━━ Excerpt to read

Regex response type is not respected
System Info
Using TGI through Inference Endpoints with this endpoint.
Reproduction
This is the example from the doc.
from huggingface_hub import InferenceClient
client = InferenceClient("https://o9blasawqn0vtw5b.us-east-1.aws.endpoints.huggingface.cloud")
regexp = "((25[0-5]|2[0-4]\\d|[01]?\\d\\d?)\\.){3}(25[0-5]|2[0-4]\\d|[01]?\\d\\d?)"
resp = client.text_generation(
f"What is Googles DNS? Please use the following regex: {regexp}",
seed=42,
grammar={
"type": "regex",
"value": regexp,
},
)
print(resp)
I get output:
1.1.1.1111111111111111111111111111111111111111111111111111111111111111111111111111111111111111111111
Expected behavior
I would expect to get a matching regex, so the last number should be between 0 and 255 and not a long sequence of 1s.
Using instead the models served on Inference API seem to work though:
from huggingface_hub import InferenceClient
client = InferenceClient("https://api-inference.huggingface.co/models/meta-llama/Meta-Llama-3.1-8B-Instruct")
regexp = "((25[0-5]|2[0-4]\\d|[01]?\\d\\d?)\\.){3}(25[0-5]|2[0-4]\\d|[01]?\\d\\d?)"
resp = client.text_generation(
f"What is Googles DNS? Please use the following regex: {regexp}",
seed=42,
grammar={
"type": "regex",
"value": regexp,
},
)
print(resp)
Thanks for reporting @aymeric-roucher 🙌
I wonder if it's technically respecting the grammar 🤔 my hypothesis:
- every token respects the grammar since the token is a "1", so thats between 0 and 255
- at the end, instead of ending the sequence, the model just continues adding the "1" token until max tokens is reached
I've seen similar behavior with e.g "\n", especially on 8B and smaller models.

━━━━
━━ Data provided

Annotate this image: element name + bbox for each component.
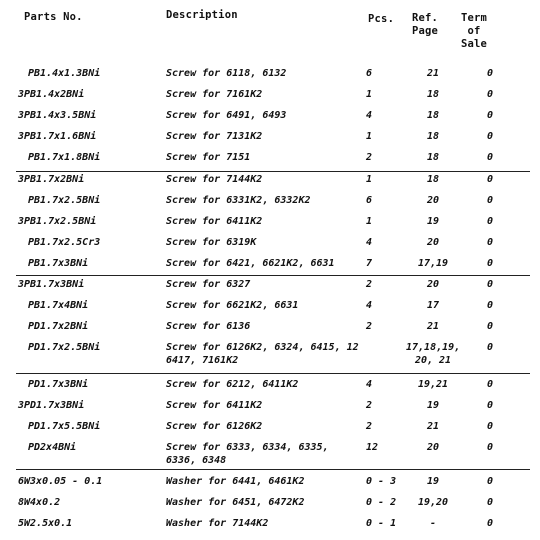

━━━━

Set task - Resume the thread about the regex response type not being respected, writing on from its last sentence.

In response -
What's weird is that you get a different result on the Inference endpoint and API.
I'll ping @drbh for this one as well 👍
Hey @aymeric-roucher thanks for pointing this out, I believe there was a couple issues with the regex expression I originally added to the docs. I think the \\d? notion may have caused subtle issues with the grammar compilation. A similar yet more simple and valid IP grammar would be (((25[0-5]|2[0-4]|[01])\.){3}(25[0-5]|2[0-4]|[01])) and that would match 1.1.1.1, the final 1 should only appear once. Apologies for any confusion!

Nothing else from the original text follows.